▶ [What this task involves] Work out how many lines hold the string "title". The answer is a single number, nothing more.

▶ [Input data]

◆ ◆ ◆ ◆ ◆ ◆ ◆

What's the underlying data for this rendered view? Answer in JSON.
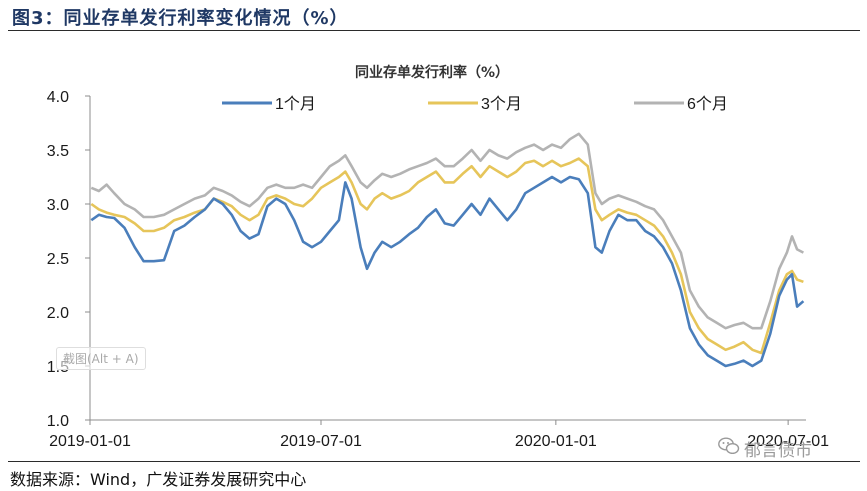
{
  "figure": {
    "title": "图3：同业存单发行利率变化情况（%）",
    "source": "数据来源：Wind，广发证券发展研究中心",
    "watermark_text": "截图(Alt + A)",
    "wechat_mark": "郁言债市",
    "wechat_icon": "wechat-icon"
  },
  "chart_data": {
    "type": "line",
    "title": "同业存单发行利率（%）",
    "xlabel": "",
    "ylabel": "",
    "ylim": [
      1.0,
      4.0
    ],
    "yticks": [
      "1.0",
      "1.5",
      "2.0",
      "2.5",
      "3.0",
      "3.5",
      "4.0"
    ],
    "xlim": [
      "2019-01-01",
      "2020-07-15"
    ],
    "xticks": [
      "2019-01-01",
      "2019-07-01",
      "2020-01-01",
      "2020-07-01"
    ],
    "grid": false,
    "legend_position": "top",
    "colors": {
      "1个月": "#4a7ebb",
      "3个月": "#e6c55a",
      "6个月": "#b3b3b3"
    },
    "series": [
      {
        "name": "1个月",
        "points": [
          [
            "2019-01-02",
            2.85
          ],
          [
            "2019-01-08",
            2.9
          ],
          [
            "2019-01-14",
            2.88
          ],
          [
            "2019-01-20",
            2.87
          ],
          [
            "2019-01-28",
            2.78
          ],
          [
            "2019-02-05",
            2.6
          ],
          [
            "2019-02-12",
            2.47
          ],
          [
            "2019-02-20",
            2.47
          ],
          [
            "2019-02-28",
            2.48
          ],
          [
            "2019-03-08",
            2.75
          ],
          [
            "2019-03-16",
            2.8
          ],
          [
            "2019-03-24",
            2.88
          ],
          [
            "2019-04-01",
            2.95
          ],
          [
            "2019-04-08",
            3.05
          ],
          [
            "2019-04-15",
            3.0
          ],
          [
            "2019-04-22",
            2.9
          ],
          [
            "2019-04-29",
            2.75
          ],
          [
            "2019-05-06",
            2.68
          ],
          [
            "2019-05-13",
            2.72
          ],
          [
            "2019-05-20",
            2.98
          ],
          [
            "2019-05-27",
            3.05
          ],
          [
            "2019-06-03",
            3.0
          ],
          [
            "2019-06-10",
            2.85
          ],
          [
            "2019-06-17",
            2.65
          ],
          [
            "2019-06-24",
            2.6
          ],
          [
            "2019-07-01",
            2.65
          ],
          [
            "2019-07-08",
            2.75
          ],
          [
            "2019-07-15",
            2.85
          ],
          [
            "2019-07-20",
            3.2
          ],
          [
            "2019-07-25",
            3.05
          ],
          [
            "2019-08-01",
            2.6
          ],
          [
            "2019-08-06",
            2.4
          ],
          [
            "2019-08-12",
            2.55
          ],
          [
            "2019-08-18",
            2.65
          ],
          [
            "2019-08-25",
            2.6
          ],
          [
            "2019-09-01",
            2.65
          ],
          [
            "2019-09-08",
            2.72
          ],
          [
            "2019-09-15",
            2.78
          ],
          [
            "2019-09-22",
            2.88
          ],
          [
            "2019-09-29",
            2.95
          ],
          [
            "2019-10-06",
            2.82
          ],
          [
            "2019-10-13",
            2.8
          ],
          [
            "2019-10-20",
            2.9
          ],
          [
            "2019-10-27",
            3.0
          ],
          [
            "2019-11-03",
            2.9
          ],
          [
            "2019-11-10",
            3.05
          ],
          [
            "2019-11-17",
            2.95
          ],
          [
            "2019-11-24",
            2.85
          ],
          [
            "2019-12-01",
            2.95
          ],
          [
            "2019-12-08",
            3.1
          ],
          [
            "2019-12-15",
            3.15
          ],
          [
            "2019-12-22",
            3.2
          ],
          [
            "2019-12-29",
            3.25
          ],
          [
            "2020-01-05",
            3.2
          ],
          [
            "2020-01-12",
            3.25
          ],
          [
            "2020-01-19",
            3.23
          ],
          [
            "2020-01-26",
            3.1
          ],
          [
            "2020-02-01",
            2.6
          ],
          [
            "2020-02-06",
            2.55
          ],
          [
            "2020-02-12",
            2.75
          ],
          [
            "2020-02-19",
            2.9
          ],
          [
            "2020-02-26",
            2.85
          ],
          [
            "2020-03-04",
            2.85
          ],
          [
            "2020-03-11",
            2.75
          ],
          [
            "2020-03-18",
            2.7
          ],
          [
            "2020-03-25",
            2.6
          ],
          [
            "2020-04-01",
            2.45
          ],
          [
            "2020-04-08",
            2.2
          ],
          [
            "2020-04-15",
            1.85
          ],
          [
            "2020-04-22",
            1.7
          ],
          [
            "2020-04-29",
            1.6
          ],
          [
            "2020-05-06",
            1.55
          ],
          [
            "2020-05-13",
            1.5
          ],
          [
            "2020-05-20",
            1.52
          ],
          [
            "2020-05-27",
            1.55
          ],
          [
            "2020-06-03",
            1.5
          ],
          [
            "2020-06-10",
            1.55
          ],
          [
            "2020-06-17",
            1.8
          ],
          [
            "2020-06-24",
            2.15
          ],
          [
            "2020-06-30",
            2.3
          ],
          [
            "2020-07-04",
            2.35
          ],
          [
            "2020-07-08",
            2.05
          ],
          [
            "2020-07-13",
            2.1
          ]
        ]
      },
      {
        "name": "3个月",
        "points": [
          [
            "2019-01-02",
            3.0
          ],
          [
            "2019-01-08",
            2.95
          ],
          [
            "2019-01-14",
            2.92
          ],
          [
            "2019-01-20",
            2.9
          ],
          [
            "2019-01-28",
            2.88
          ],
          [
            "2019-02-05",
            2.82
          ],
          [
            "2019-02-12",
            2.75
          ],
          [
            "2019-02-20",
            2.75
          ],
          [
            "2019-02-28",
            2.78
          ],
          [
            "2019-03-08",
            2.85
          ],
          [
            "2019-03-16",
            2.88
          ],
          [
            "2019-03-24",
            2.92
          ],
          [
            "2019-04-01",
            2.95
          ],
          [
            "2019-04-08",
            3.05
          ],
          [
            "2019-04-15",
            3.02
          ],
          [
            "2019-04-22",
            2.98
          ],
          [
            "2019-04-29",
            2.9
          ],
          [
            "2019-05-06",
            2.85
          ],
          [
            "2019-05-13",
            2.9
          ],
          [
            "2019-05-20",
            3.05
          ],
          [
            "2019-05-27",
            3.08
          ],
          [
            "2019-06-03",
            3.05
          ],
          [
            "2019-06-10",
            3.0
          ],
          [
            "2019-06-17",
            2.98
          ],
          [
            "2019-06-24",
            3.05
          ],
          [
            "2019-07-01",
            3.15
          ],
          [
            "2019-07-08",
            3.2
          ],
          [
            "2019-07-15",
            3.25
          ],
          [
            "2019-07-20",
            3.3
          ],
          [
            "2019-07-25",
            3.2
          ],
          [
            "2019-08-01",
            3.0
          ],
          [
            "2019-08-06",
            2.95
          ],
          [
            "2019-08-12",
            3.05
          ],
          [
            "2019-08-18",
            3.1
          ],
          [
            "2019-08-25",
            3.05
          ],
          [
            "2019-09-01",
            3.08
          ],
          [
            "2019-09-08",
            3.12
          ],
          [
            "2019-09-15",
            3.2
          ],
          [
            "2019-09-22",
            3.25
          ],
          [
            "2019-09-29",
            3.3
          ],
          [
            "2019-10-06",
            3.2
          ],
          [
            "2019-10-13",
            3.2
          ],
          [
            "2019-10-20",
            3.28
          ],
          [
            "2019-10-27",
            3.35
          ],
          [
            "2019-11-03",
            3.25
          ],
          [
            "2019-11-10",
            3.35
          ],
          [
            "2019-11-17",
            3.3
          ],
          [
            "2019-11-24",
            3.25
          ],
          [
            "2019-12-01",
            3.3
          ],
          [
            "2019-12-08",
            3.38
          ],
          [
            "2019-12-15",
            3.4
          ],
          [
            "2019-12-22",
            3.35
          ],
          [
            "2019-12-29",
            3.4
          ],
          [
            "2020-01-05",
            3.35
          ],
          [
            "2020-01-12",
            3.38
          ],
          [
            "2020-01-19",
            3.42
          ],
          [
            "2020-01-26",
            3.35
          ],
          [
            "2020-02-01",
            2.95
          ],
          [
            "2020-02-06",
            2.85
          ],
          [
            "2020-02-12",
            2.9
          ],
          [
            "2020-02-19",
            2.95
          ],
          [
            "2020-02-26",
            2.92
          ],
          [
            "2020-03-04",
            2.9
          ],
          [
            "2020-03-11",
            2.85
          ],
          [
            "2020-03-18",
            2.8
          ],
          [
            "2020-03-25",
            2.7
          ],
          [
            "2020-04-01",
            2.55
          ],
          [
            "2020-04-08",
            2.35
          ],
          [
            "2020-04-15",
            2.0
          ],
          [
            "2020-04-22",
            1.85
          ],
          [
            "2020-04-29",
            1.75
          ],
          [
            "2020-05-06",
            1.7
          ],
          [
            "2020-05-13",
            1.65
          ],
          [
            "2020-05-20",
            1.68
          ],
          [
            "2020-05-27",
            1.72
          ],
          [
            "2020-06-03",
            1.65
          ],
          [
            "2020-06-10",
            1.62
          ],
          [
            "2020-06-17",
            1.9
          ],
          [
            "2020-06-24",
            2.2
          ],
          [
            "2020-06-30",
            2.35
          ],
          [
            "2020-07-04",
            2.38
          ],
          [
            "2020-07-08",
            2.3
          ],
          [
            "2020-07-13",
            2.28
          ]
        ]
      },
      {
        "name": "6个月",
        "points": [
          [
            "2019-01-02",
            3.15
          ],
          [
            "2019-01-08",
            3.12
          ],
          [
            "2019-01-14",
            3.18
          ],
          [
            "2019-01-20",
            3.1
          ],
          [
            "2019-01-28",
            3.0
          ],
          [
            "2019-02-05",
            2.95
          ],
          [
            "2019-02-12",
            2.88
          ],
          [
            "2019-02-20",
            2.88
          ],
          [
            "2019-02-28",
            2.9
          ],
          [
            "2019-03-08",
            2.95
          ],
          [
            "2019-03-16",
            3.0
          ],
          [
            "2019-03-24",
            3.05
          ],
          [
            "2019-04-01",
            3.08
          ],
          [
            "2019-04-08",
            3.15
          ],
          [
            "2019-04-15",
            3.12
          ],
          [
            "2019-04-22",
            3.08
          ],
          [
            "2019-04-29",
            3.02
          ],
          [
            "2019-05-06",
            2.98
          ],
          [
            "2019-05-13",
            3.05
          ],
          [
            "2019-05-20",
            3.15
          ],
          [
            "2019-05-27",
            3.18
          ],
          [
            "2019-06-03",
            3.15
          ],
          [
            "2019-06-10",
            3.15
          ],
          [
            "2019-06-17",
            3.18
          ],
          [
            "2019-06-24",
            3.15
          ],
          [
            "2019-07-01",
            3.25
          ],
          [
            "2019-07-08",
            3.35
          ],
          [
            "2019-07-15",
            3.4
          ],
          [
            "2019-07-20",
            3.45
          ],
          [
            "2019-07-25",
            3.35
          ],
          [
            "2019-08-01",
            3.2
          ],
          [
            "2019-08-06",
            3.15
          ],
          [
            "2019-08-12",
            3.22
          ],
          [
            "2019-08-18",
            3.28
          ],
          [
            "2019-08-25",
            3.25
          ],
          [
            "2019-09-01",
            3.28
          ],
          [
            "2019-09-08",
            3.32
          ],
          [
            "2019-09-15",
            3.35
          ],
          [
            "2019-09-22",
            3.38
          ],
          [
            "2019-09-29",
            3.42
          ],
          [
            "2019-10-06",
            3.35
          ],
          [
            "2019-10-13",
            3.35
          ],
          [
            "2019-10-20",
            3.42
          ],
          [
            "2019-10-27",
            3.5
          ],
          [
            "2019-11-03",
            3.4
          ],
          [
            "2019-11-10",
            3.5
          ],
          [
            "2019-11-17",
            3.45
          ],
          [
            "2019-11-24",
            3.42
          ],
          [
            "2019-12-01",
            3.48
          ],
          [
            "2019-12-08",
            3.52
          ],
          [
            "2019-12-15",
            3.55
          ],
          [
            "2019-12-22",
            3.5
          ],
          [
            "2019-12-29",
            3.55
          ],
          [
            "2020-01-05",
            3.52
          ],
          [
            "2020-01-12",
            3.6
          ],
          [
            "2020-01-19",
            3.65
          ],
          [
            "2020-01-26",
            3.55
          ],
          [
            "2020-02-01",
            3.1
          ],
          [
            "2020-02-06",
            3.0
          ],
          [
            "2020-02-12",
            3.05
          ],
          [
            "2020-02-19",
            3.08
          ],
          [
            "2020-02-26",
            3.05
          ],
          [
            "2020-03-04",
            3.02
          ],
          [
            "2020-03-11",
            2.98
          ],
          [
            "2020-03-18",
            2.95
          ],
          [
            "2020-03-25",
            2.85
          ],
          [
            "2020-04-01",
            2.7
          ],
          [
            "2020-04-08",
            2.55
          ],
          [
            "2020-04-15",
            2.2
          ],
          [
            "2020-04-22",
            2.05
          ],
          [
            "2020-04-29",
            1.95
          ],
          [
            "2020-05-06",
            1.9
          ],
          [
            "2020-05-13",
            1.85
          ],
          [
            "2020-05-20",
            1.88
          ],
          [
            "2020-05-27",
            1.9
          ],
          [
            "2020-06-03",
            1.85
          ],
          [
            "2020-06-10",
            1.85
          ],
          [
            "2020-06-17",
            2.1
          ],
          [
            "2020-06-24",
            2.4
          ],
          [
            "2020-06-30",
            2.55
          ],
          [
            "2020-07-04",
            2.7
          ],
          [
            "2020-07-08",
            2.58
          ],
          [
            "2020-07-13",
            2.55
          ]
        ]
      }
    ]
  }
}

◆ ◆ ◆ ◆ ◆ ◆ ◆

▶ [Result of the exercise] 2